DATA LISTING:

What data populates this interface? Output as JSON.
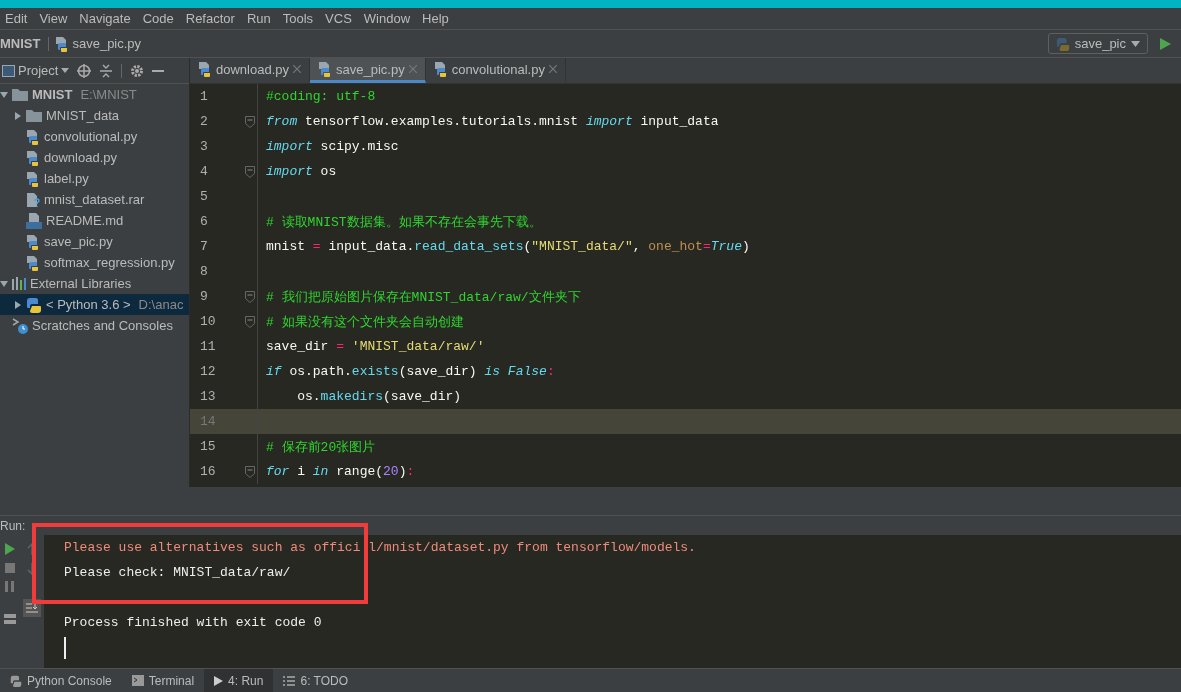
{
  "menu": [
    "Edit",
    "View",
    "Navigate",
    "Code",
    "Refactor",
    "Run",
    "Tools",
    "VCS",
    "Window",
    "Help"
  ],
  "breadcrumb": {
    "project": "MNIST",
    "file": "save_pic.py"
  },
  "run_config": {
    "label": "save_pic"
  },
  "project_panel": {
    "title": "Project",
    "tree": [
      {
        "label": "MNIST",
        "detail": "E:\\MNIST",
        "kind": "folder",
        "expanded": true,
        "selected": false,
        "children": [
          {
            "label": "MNIST_data",
            "kind": "folder",
            "expanded": false,
            "selected": false
          },
          {
            "label": "convolutional.py",
            "kind": "python",
            "selected": false
          },
          {
            "label": "download.py",
            "kind": "python",
            "selected": false
          },
          {
            "label": "label.py",
            "kind": "python",
            "selected": false
          },
          {
            "label": "mnist_dataset.rar",
            "kind": "unknown",
            "selected": false
          },
          {
            "label": "README.md",
            "kind": "markdown",
            "selected": false
          },
          {
            "label": "save_pic.py",
            "kind": "python",
            "selected": false
          },
          {
            "label": "softmax_regression.py",
            "kind": "python",
            "selected": false
          }
        ]
      },
      {
        "label": "External Libraries",
        "kind": "libraries",
        "expanded": true,
        "selected": false,
        "children": [
          {
            "label": "< Python 3.6 >",
            "detail": "D:\\anac",
            "kind": "sdk",
            "expanded": false,
            "selected": true
          }
        ]
      },
      {
        "label": "Scratches and Consoles",
        "kind": "scratches",
        "selected": false
      }
    ]
  },
  "tabs": [
    {
      "label": "download.py",
      "selected": false
    },
    {
      "label": "save_pic.py",
      "selected": true
    },
    {
      "label": "convolutional.py",
      "selected": false
    }
  ],
  "editor": {
    "lines": [
      {
        "number": "1",
        "fold": false,
        "current": false,
        "tokens": [
          {
            "kind": "comment",
            "text": "#coding: utf-8"
          }
        ]
      },
      {
        "number": "2",
        "fold": true,
        "current": false,
        "tokens": [
          {
            "kind": "keyword",
            "text": "from"
          },
          {
            "kind": "plain",
            "text": " tensorflow.examples.tutorials.mnist "
          },
          {
            "kind": "keyword",
            "text": "import"
          },
          {
            "kind": "plain",
            "text": " input_data"
          }
        ]
      },
      {
        "number": "3",
        "fold": false,
        "current": false,
        "tokens": [
          {
            "kind": "keyword",
            "text": "import"
          },
          {
            "kind": "plain",
            "text": " scipy.misc"
          }
        ]
      },
      {
        "number": "4",
        "fold": true,
        "current": false,
        "tokens": [
          {
            "kind": "keyword",
            "text": "import"
          },
          {
            "kind": "plain",
            "text": " os"
          }
        ]
      },
      {
        "number": "5",
        "fold": false,
        "current": false
      },
      {
        "number": "6",
        "fold": false,
        "current": false,
        "tokens": [
          {
            "kind": "comment",
            "text": "# 读取MNIST数据集。如果不存在会事先下载。"
          }
        ]
      },
      {
        "number": "7",
        "fold": false,
        "current": false,
        "tokens": [
          {
            "kind": "plain",
            "text": "mnist "
          },
          {
            "kind": "operator",
            "text": "="
          },
          {
            "kind": "plain",
            "text": " input_data."
          },
          {
            "kind": "function",
            "text": "read_data_sets"
          },
          {
            "kind": "plain",
            "text": "("
          },
          {
            "kind": "string",
            "text": "\"MNIST_data/\""
          },
          {
            "kind": "plain",
            "text": ", "
          },
          {
            "kind": "param",
            "text": "one_hot"
          },
          {
            "kind": "operator",
            "text": "="
          },
          {
            "kind": "keyword",
            "text": "True"
          },
          {
            "kind": "plain",
            "text": ")"
          }
        ]
      },
      {
        "number": "8",
        "fold": false,
        "current": false
      },
      {
        "number": "9",
        "fold": true,
        "current": false,
        "tokens": [
          {
            "kind": "comment",
            "text": "# 我们把原始图片保存在MNIST_data/raw/文件夹下"
          }
        ]
      },
      {
        "number": "10",
        "fold": true,
        "current": false,
        "tokens": [
          {
            "kind": "comment",
            "text": "# 如果没有这个文件夹会自动创建"
          }
        ]
      },
      {
        "number": "11",
        "fold": false,
        "current": false,
        "tokens": [
          {
            "kind": "plain",
            "text": "save_dir "
          },
          {
            "kind": "operator",
            "text": "="
          },
          {
            "kind": "string",
            "text": " 'MNIST_data/raw/'"
          }
        ]
      },
      {
        "number": "12",
        "fold": false,
        "current": false,
        "tokens": [
          {
            "kind": "keyword",
            "text": "if"
          },
          {
            "kind": "plain",
            "text": " os.path."
          },
          {
            "kind": "function",
            "text": "exists"
          },
          {
            "kind": "plain",
            "text": "(save_dir) "
          },
          {
            "kind": "keyword",
            "text": "is False"
          },
          {
            "kind": "operator",
            "text": ":"
          }
        ]
      },
      {
        "number": "13",
        "fold": false,
        "current": false,
        "tokens": [
          {
            "kind": "plain",
            "text": "    os."
          },
          {
            "kind": "function",
            "text": "makedirs"
          },
          {
            "kind": "plain",
            "text": "(save_dir)"
          }
        ]
      },
      {
        "number": "14",
        "fold": false,
        "current": true
      },
      {
        "number": "15",
        "fold": false,
        "current": false,
        "tokens": [
          {
            "kind": "comment",
            "text": "# 保存前20张图片"
          }
        ]
      },
      {
        "number": "16",
        "fold": true,
        "current": false,
        "tokens": [
          {
            "kind": "keyword",
            "text": "for"
          },
          {
            "kind": "plain",
            "text": " i "
          },
          {
            "kind": "keyword",
            "text": "in"
          },
          {
            "kind": "plain",
            "text": " range("
          },
          {
            "kind": "number",
            "text": "20"
          },
          {
            "kind": "plain",
            "text": ")"
          },
          {
            "kind": "operator",
            "text": ":"
          }
        ]
      }
    ]
  },
  "run_panel": {
    "label": "Run:",
    "output": [
      {
        "kind": "warning",
        "text": "Please use alternatives such as offici",
        "text_after": "l/mnist/dataset.py from tensorflow/models."
      },
      {
        "kind": "normal",
        "text": "Please check: MNIST_data/raw/"
      },
      {
        "kind": "blank"
      },
      {
        "kind": "normal",
        "text": "Process finished with exit code 0"
      }
    ]
  },
  "bottom_tabs": [
    {
      "label": "Python Console",
      "selected": false
    },
    {
      "label": "Terminal",
      "selected": false
    },
    {
      "label": "4: Run",
      "selected": true
    },
    {
      "label": "6: TODO",
      "selected": false
    }
  ]
}
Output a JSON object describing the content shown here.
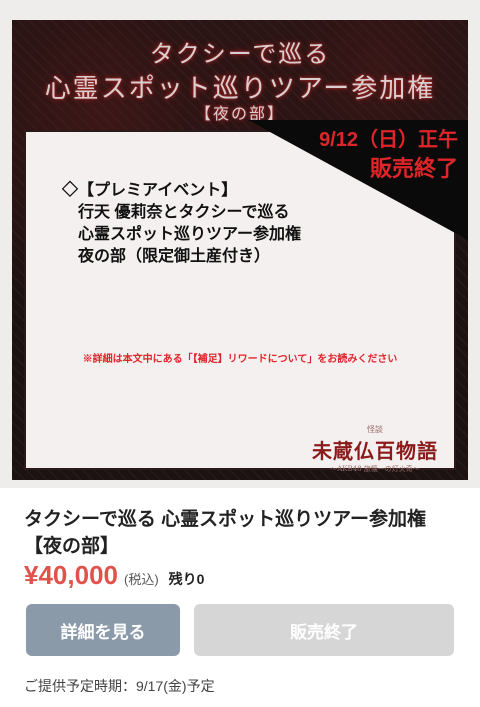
{
  "banner": {
    "title_line1": "タクシーで巡る",
    "title_line2": "心霊スポット巡りツアー参加権",
    "title_line3": "【夜の部】",
    "sale_date": "9/12（日）正午",
    "sale_end": "販売終了",
    "event_lines": [
      "◇【プレミアイベント】",
      "行天 優莉奈とタクシーで巡る",
      "心霊スポット巡りツアー参加権",
      "夜の部（限定御土産付き）"
    ],
    "notice": "※詳細は本文中にある「【補足】リワードについて」をお読みください",
    "brand_sub": "怪談",
    "brand_main": "未蔵仏百物語",
    "brand_tag": "〜AKB48 旅懐一の灯火奇〜"
  },
  "product": {
    "title": "タクシーで巡る 心霊スポット巡りツアー参加権 【夜の部】",
    "price": "¥40,000",
    "tax_note": "(税込)",
    "remaining": "残り0"
  },
  "actions": {
    "detail_label": "詳細を見る",
    "soldout_label": "販売終了"
  },
  "delivery": {
    "text": "ご提供予定時期：9/17(金)予定"
  },
  "colors": {
    "price": "#e0524b",
    "sale_red": "#e0252a",
    "detail_button": "#8a9aa8",
    "disabled_button": "#d6d6d6"
  }
}
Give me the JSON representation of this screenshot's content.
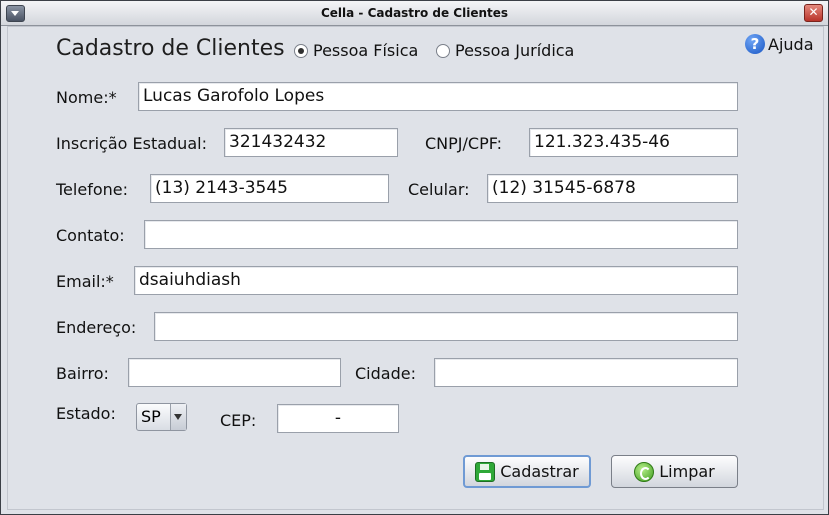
{
  "window": {
    "title": "Cella - Cadastro de Clientes",
    "close_glyph": "✕"
  },
  "header": {
    "title": "Cadastro de Clientes",
    "radio_fisica": "Pessoa Física",
    "radio_juridica": "Pessoa Jurídica",
    "selected": "Pessoa Física",
    "help_label": "Ajuda",
    "help_glyph": "?"
  },
  "form": {
    "nome_label": "Nome:*",
    "nome_value": "Lucas Garofolo Lopes",
    "ie_label": "Inscrição Estadual:",
    "ie_value": "321432432",
    "cnpj_label": "CNPJ/CPF:",
    "cnpj_value": "121.323.435-46",
    "telefone_label": "Telefone:",
    "telefone_value": "(13) 2143-3545",
    "celular_label": "Celular:",
    "celular_value": "(12) 31545-6878",
    "contato_label": "Contato:",
    "contato_value": "",
    "email_label": "Email:*",
    "email_value": "dsaiuhdiash",
    "endereco_label": "Endereço:",
    "endereco_value": "",
    "bairro_label": "Bairro:",
    "bairro_value": "",
    "cidade_label": "Cidade:",
    "cidade_value": "",
    "estado_label": "Estado:",
    "estado_value": "SP",
    "cep_label": "CEP:",
    "cep_value": "-"
  },
  "buttons": {
    "cadastrar": "Cadastrar",
    "limpar": "Limpar"
  },
  "icons": {
    "window_menu": "window-menu-icon",
    "close": "close-icon",
    "help": "help-icon",
    "save": "save-icon",
    "clear": "clear-icon"
  }
}
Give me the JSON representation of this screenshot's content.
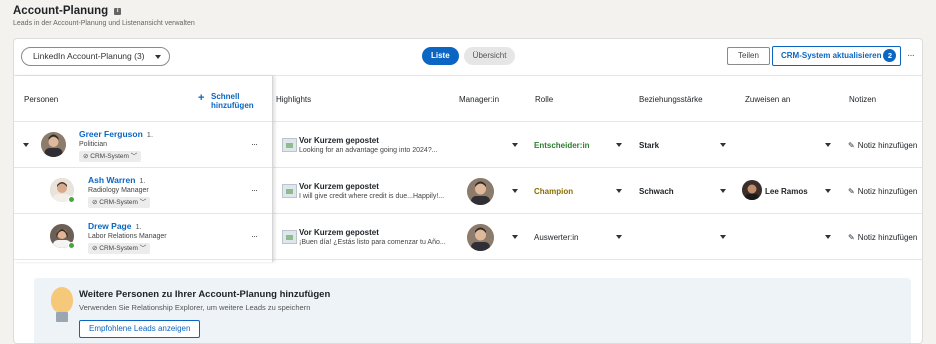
{
  "header": {
    "title": "Account-Planung",
    "info_icon": "i",
    "subtitle": "Leads in der Account-Planung und Listenansicht verwalten"
  },
  "toolbar": {
    "list_select": "LinkedIn Account-Planung (3)",
    "view_list": "Liste",
    "view_overview": "Übersicht",
    "share": "Teilen",
    "crm_update": "CRM-System aktualisieren",
    "crm_count": "2",
    "more": "···"
  },
  "columns": {
    "persons": "Personen",
    "quick_add_line1": "Schnell",
    "quick_add_line2": "hinzufügen",
    "highlights": "Highlights",
    "manager": "Manager:in",
    "role": "Rolle",
    "strength": "Beziehungsstärke",
    "assign": "Zuweisen an",
    "notes": "Notizen"
  },
  "rows": [
    {
      "name": "Greer Ferguson",
      "degree": "1.",
      "title": "Politician",
      "crm": "CRM-System",
      "highlight_title": "Vor Kurzem gepostet",
      "highlight_text": "Looking for an advantage going into 2024?...",
      "role": "Entscheider:in",
      "role_color": "#2e7d32",
      "strength": "Stark",
      "assignee": "",
      "note": "Notiz hinzufügen",
      "more": "···"
    },
    {
      "name": "Ash Warren",
      "degree": "1.",
      "title": "Radiology Manager",
      "crm": "CRM-System",
      "highlight_title": "Vor Kurzem gepostet",
      "highlight_text": "I will give credit where credit is due...Happily!...",
      "role": "Champion",
      "role_color": "#8a6d00",
      "strength": "Schwach",
      "assignee": "Lee Ramos",
      "note": "Notiz hinzufügen",
      "more": "···"
    },
    {
      "name": "Drew Page",
      "degree": "1.",
      "title": "Labor Relations Manager",
      "crm": "CRM-System",
      "highlight_title": "Vor Kurzem gepostet",
      "highlight_text": "¡Buen día! ¿Estás listo para comenzar tu Año...",
      "role": "Auswerter:in",
      "role_color": "#1d2226",
      "strength": "",
      "assignee": "",
      "note": "Notiz hinzufügen",
      "more": "···"
    }
  ],
  "promo": {
    "title": "Weitere Personen zu Ihrer Account-Planung hinzufügen",
    "subtitle": "Verwenden Sie Relationship Explorer, um weitere Leads zu speichern",
    "button": "Empfohlene Leads anzeigen"
  },
  "colors": {
    "accent": "#0a66c2",
    "online": "#44a83f"
  }
}
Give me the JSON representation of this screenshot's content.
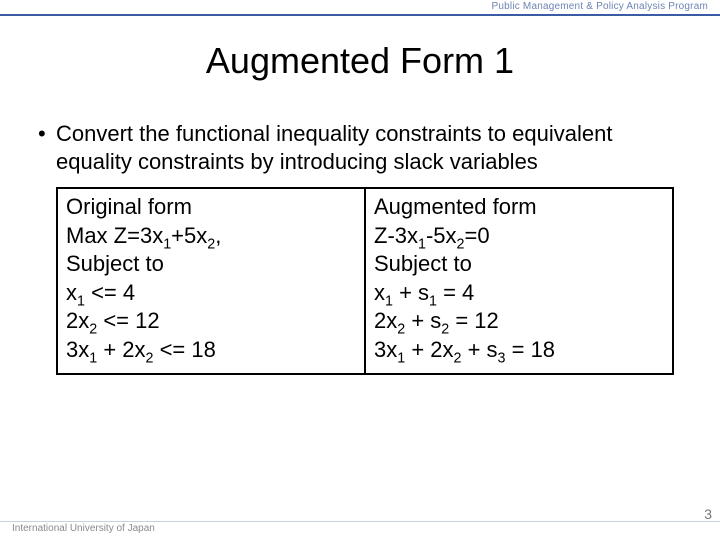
{
  "header": {
    "program": "Public Management & Policy Analysis Program"
  },
  "title": "Augmented Form 1",
  "bullet": {
    "text": "Convert the functional inequality constraints to equivalent equality constraints by introducing slack variables"
  },
  "table": {
    "left": {
      "l1": "Original form",
      "l2_pre": "Max Z=3x",
      "l2_mid": "+5x",
      "l2_post": ",",
      "l3": "Subject to",
      "l4_pre": "x",
      "l4_post": " <= 4",
      "l5_pre": "2x",
      "l5_post": " <= 12",
      "l6_a": "3x",
      "l6_b": " + 2x",
      "l6_c": " <= 18"
    },
    "right": {
      "l1": "Augmented form",
      "l2_a": "Z-3x",
      "l2_b": "-5x",
      "l2_c": "=0",
      "l3": "Subject to",
      "l4_a": "x",
      "l4_b": " + s",
      "l4_c": " = 4",
      "l5_a": "2x",
      "l5_b": " + s",
      "l5_c": " = 12",
      "l6_a": "3x",
      "l6_b": " + 2x",
      "l6_c": " + s",
      "l6_d": " = 18"
    }
  },
  "sub": {
    "one": "1",
    "two": "2",
    "three": "3"
  },
  "footer": {
    "org": "International University of Japan",
    "page": "3"
  }
}
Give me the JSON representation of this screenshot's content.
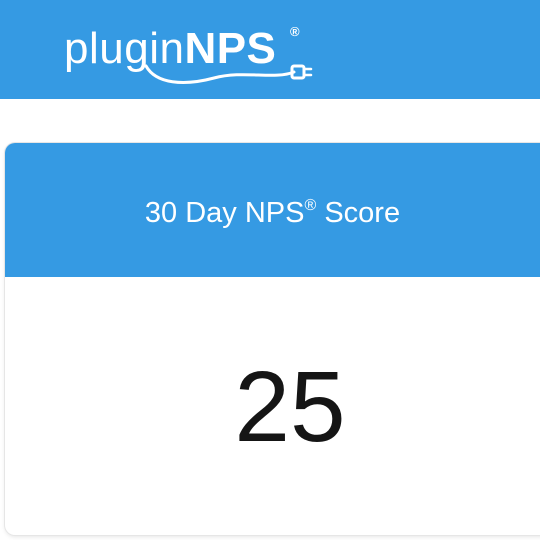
{
  "brand": {
    "logo_light": "plugin",
    "logo_bold": "NPS",
    "logo_mark": "®",
    "color_primary": "#359ae3"
  },
  "card": {
    "title": "30 Day NPS",
    "title_mark": "®",
    "title_suffix": " Score",
    "score": "25"
  }
}
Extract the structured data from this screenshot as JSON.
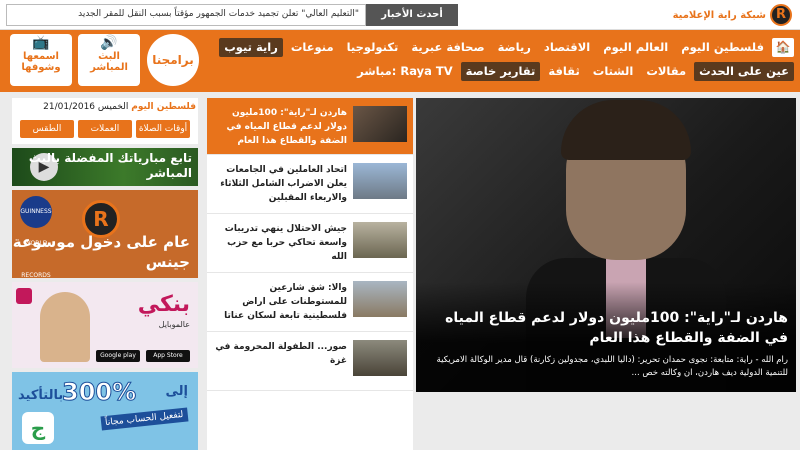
{
  "topbar": {
    "ticker_text": "\"التعليم العالي\" تعلن تجميد خدمات الجمهور مؤقتاً بسبب النقل للمقر الجديد",
    "latest_news_label": "أحدث الأخبار",
    "logo_text": "شبكة راية الإعلامية",
    "logo_letter": "R"
  },
  "header": {
    "live_audio_label": "البث المباشر",
    "watch_listen_label": "اسمعها وشوفها",
    "programs_label": "برامجنا",
    "nav_row1": [
      {
        "label": "فلسطين اليوم"
      },
      {
        "label": "العالم اليوم"
      },
      {
        "label": "الاقتصاد"
      },
      {
        "label": "رياضة"
      },
      {
        "label": "صحافة عبرية"
      },
      {
        "label": "تكنولوجيا"
      },
      {
        "label": "منوعات"
      },
      {
        "label": "راية تيوب"
      }
    ],
    "nav_row2": [
      {
        "label": "عين على الحدث"
      },
      {
        "label": "مقالات"
      },
      {
        "label": "الشتات"
      },
      {
        "label": "ثقافة"
      },
      {
        "label": "تقارير خاصة"
      },
      {
        "label": "مباشر: Raya TV"
      }
    ]
  },
  "sidebar": {
    "date_section": "فلسطين اليوم",
    "date_text": "الخميس 21/01/2016",
    "utilities": [
      {
        "label": "الطقس"
      },
      {
        "label": "العملات"
      },
      {
        "label": "أوقات الصلاة"
      }
    ],
    "ad_live_matches": "تابع مبارياتك المفضلة بالبث المباشر",
    "ad_guinness": "عام على دخول موسوعة جينس",
    "ad_guinness_badge": "GUINNESS WORLD RECORDS",
    "ad_banki_brand": "بنكي",
    "ad_banki_sub": "عالموبايل",
    "ad_store_google": "Google play",
    "ad_store_apple": "App Store",
    "ad_percent": "300%",
    "ad_percent_pre": "إلى",
    "ad_percent_after": "بالتأكيد",
    "ad_percent_badge": "لتفعيل الحساب مجاناً",
    "colors": {
      "accent": "#e8731b",
      "dark_nav": "#5a3a1e"
    }
  },
  "news_list": [
    {
      "title": "هاردن لـ\"راية\": 100مليون دولار لدعم قطاع المياه في الضفة والقطاع هذا العام",
      "active": true
    },
    {
      "title": "اتحاد العاملين في الجامعات يعلن الاضراب الشامل الثلاثاء والاربعاء المقبلين",
      "active": false
    },
    {
      "title": "جيش الاحتلال ينهي تدريبات واسعة تحاكي حربا مع حزب الله",
      "active": false
    },
    {
      "title": "والا: شق شارعين للمستوطنات على اراض فلسطينية تابعة لسكان عناتا",
      "active": false
    },
    {
      "title": "صور... الطفولة المحرومة في غزة",
      "active": false
    }
  ],
  "feature": {
    "title": "هاردن لـ\"راية\": 100مليون دولار لدعم قطاع المياه في الضفة والقطاع هذا العام",
    "summary": "رام الله - راية: متابعة: نجوى حمدان تحرير: (داليا اللبدي، مجدولين زكارنة) قال مدير الوكالة الامريكية للتنمية الدولية ديف هاردن، ان وكالته خص ..."
  }
}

WHAT YOU WILL DO: Gather each line in the data that holds the string "لدعم".

EXERCISE RESULT:
      "title": "هاردن لـ\"راية\": 100مليون دولار لدعم قطاع المياه في الضفة والقطاع هذا العام",
    "title": "هاردن لـ\"راية\": 100مليون دولار لدعم قطاع المياه في الضفة والقطاع هذا العام",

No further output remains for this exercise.